*Information provided*
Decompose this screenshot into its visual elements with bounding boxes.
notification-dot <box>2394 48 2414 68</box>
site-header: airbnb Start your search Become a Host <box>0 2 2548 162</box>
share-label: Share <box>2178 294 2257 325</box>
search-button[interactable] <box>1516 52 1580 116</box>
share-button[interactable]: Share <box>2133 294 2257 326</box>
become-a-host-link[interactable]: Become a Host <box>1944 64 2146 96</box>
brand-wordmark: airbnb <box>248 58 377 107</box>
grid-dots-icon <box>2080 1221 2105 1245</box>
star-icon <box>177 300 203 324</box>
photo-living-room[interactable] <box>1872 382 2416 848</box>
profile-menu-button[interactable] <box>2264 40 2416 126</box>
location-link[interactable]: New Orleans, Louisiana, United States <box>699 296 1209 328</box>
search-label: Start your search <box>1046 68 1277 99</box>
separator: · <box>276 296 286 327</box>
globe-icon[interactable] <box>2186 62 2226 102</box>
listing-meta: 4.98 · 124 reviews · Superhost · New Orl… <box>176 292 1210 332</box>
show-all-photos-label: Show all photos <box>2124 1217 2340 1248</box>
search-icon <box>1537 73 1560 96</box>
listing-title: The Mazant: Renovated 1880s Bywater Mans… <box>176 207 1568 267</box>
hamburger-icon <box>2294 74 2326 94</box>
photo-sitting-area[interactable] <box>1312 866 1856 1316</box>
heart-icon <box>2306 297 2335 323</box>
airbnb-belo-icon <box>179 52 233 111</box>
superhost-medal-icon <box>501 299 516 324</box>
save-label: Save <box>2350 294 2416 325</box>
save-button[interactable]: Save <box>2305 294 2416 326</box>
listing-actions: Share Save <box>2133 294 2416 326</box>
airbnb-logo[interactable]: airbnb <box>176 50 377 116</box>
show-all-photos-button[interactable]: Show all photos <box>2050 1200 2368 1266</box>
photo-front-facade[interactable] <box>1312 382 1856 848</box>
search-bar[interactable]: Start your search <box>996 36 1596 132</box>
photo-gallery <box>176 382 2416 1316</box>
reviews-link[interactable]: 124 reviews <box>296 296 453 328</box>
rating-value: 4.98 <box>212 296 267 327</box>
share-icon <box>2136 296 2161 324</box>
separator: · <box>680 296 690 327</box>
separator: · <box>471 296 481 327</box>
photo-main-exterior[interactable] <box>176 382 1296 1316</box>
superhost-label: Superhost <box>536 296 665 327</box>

*What is being asked*
From the material above, pull out every line containing the string "link" and list them.

*Task response*
become-a-host-link[interactable]: Become a Host <box>1944 64 2146 96</box>
location-link[interactable]: New Orleans, Louisiana, United States <box>699 296 1209 328</box>
reviews-link[interactable]: 124 reviews <box>296 296 453 328</box>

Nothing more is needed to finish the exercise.